** Start Record set **

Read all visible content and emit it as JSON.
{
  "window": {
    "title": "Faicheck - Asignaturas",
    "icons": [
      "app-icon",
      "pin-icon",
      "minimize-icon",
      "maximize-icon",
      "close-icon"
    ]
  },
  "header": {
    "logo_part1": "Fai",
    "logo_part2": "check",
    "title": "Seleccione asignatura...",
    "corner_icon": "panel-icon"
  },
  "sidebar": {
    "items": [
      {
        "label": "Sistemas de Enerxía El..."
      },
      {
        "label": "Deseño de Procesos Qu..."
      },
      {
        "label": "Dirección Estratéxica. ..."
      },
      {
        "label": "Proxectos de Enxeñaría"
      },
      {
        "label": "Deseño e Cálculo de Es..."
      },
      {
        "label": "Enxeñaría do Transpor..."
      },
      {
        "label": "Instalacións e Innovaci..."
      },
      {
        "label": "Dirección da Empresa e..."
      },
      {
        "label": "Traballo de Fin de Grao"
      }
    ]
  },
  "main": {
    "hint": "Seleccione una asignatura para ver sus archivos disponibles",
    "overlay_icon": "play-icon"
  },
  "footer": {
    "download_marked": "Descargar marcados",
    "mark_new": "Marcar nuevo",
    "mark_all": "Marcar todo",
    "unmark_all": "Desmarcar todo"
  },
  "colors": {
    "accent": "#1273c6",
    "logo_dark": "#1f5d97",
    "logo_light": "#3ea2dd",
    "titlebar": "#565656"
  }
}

** End Record set **

Goal: Give a word-for-word copy of the records.

Task answer:
Read all visible content and emit it as JSON.
{
  "window": {
    "title": "Faicheck - Asignaturas",
    "icons": [
      "app-icon",
      "pin-icon",
      "minimize-icon",
      "maximize-icon",
      "close-icon"
    ]
  },
  "header": {
    "logo_part1": "Fai",
    "logo_part2": "check",
    "title": "Seleccione asignatura...",
    "corner_icon": "panel-icon"
  },
  "sidebar": {
    "items": [
      {
        "label": "Sistemas de Enerxía El..."
      },
      {
        "label": "Deseño de Procesos Qu..."
      },
      {
        "label": "Dirección Estratéxica. ..."
      },
      {
        "label": "Proxectos de Enxeñaría"
      },
      {
        "label": "Deseño e Cálculo de Es..."
      },
      {
        "label": "Enxeñaría do Transpor..."
      },
      {
        "label": "Instalacións e Innovaci..."
      },
      {
        "label": "Dirección da Empresa e..."
      },
      {
        "label": "Traballo de Fin de Grao"
      }
    ]
  },
  "main": {
    "hint": "Seleccione una asignatura para ver sus archivos disponibles",
    "overlay_icon": "play-icon"
  },
  "footer": {
    "download_marked": "Descargar marcados",
    "mark_new": "Marcar nuevo",
    "mark_all": "Marcar todo",
    "unmark_all": "Desmarcar todo"
  },
  "colors": {
    "accent": "#1273c6",
    "logo_dark": "#1f5d97",
    "logo_light": "#3ea2dd",
    "titlebar": "#565656"
  }
}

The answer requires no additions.